** PROVIDED DATA **
=======

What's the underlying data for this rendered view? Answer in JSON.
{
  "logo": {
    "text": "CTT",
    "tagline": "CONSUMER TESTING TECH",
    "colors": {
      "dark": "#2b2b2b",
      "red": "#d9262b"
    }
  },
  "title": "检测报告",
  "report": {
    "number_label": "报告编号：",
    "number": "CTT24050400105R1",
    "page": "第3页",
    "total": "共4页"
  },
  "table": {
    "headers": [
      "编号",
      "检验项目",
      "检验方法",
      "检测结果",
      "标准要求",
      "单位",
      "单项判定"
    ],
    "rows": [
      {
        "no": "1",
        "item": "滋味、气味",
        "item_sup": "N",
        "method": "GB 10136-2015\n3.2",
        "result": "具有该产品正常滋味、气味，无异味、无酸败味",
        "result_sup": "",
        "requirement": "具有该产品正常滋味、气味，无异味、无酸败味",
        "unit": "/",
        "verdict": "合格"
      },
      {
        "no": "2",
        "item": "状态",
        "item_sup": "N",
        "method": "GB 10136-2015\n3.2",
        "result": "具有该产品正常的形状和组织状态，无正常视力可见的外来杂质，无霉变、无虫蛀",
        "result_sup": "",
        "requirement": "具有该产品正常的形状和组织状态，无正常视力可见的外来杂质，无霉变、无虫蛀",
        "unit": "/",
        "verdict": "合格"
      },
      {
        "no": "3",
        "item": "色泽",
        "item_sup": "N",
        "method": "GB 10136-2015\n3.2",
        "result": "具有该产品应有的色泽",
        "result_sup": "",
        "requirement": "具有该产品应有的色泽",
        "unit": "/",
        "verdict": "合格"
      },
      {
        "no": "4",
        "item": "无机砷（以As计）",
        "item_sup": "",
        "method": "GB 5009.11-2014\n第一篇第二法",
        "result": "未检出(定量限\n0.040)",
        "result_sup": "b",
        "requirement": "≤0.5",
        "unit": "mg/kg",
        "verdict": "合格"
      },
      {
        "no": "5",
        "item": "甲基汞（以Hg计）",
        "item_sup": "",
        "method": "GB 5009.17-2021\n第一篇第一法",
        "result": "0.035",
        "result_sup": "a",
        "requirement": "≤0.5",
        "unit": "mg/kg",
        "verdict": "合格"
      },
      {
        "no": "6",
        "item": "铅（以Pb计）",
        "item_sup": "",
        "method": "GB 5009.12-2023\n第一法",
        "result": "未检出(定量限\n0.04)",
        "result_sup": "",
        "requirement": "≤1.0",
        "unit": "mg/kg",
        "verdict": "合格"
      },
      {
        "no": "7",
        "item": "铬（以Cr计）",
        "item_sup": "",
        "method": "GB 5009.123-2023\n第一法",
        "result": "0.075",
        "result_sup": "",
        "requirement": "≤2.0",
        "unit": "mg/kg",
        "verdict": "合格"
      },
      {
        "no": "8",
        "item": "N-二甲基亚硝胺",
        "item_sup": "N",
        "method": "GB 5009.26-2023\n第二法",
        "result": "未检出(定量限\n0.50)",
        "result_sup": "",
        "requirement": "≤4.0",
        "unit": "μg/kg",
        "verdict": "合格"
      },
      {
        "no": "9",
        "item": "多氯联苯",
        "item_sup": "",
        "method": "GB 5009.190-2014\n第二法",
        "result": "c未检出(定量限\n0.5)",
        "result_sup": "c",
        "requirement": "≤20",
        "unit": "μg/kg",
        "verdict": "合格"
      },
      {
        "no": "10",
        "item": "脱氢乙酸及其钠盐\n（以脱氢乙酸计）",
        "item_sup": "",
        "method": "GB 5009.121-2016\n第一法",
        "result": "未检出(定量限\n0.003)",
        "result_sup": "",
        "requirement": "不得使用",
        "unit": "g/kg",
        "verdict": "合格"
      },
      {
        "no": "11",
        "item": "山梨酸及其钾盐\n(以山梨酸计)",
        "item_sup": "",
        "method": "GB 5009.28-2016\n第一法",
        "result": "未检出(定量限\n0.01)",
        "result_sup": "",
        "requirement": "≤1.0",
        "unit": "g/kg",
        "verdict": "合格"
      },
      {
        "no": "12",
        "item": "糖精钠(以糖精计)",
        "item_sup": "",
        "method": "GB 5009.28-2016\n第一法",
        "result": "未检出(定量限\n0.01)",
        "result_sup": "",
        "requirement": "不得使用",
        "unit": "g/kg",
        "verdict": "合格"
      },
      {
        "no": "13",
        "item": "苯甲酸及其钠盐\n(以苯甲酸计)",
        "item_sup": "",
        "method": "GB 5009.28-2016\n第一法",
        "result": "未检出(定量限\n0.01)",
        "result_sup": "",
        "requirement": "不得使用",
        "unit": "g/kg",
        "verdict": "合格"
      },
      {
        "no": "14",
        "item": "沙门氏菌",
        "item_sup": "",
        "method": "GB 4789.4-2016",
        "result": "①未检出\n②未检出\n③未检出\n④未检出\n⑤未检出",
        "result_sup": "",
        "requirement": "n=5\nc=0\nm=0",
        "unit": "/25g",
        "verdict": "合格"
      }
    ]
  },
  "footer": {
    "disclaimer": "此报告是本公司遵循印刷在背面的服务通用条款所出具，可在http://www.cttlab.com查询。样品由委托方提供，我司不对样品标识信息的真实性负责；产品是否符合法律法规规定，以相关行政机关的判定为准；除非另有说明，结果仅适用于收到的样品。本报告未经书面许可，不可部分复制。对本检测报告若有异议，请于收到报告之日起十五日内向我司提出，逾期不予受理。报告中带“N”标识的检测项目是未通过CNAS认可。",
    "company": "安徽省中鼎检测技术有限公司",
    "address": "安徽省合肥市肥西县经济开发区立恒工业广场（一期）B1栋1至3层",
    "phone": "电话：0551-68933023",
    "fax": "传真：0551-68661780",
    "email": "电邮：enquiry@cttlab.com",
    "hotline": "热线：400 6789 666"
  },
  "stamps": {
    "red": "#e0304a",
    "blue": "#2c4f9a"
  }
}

=======

Tally the lines that hold the string "具有该产品正常的形状和组织状态" and state the total, nothing more.

** ANSWER IN FULL **
2